→ **Work instructions**
Search the listing for the string "value" and copy every line that contains it.
— begin Data provided —
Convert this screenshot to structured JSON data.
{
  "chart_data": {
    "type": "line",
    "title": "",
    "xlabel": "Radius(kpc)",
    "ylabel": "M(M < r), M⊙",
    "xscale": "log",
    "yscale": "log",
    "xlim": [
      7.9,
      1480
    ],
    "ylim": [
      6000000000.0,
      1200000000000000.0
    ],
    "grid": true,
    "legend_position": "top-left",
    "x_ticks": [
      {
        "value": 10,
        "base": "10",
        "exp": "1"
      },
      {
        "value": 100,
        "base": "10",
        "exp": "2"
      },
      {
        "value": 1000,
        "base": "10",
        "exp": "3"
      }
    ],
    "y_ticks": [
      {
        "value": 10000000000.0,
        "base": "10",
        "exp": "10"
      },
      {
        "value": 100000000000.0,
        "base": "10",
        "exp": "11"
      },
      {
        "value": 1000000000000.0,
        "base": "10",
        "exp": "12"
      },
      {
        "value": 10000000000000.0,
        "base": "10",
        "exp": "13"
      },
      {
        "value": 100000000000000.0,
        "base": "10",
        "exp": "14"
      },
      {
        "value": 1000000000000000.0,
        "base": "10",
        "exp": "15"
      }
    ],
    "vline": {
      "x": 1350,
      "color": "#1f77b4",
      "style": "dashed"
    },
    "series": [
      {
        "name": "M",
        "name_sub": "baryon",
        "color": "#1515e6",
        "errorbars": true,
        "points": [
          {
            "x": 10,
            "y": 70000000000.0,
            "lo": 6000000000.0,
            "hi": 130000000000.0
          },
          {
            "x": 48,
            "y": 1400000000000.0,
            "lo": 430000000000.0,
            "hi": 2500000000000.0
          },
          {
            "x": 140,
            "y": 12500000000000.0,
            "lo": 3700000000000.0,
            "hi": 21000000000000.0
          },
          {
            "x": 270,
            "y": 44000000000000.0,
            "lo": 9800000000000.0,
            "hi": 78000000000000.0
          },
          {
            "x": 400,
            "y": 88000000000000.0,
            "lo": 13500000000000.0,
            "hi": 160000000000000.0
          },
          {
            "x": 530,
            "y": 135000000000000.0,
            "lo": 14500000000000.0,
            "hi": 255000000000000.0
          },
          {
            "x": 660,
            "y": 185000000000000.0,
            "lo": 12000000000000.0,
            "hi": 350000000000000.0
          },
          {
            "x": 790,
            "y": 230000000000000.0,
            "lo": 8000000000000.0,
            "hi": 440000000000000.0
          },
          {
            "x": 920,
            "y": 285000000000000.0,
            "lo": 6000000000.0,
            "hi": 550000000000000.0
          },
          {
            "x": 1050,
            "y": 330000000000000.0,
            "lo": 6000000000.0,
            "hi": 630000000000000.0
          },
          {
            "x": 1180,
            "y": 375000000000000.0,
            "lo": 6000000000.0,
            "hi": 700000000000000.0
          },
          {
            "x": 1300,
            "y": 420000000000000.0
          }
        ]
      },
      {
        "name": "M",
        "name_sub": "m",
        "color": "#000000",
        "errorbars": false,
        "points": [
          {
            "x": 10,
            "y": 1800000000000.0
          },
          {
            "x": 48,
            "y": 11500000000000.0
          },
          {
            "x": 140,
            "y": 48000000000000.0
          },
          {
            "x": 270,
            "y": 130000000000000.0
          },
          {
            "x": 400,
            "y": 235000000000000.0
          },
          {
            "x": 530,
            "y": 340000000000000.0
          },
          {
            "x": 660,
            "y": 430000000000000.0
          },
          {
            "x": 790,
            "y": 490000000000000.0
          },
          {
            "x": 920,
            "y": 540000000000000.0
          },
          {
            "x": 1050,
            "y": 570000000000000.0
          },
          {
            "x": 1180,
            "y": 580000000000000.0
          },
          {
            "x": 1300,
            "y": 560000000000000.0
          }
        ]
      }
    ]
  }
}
— end Data provided —
→ **Answer below**
        "value": 10,
        "value": 100,
        "value": 1000,
        "value": 10000000000.0,
        "value": 100000000000.0,
        "value": 1000000000000.0,
        "value": 10000000000000.0,
        "value": 100000000000000.0,
        "value": 1000000000000000.0,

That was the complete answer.